## [Data entries]
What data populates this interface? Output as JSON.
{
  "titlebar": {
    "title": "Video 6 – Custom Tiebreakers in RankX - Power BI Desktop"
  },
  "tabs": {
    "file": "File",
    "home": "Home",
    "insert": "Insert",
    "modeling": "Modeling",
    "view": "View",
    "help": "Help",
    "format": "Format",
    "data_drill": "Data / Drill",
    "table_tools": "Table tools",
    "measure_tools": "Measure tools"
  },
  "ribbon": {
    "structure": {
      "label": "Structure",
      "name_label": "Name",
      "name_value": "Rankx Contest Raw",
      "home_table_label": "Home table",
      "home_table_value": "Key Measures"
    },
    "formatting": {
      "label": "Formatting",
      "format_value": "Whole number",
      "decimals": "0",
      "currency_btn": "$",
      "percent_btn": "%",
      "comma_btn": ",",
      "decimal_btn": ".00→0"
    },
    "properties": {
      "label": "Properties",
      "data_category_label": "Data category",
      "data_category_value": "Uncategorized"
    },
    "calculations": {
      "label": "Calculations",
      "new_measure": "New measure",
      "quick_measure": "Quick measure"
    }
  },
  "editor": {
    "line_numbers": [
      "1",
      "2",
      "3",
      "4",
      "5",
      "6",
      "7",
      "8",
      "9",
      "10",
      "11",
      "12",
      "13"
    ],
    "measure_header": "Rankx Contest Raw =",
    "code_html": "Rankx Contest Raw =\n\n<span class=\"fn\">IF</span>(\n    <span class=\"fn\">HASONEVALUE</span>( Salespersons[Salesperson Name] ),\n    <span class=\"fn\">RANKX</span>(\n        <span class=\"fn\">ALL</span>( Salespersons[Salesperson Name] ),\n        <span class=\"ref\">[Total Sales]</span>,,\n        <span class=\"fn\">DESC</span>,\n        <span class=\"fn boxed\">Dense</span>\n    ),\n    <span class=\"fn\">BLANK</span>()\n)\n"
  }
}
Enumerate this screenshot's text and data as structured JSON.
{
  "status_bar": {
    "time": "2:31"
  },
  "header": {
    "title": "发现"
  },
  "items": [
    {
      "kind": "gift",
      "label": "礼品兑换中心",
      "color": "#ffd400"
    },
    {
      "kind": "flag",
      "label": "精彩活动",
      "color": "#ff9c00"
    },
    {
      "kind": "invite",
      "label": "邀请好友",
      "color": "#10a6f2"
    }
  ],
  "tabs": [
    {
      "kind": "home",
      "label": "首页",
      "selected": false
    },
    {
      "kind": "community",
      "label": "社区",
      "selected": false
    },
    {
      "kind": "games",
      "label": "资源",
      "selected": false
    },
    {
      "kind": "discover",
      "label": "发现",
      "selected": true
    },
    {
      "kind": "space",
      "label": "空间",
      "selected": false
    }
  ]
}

## [Do this]
Identify and list each line with the word "tools".

## [Written response]
    "table_tools": "Table tools",
    "measure_tools": "Measure tools"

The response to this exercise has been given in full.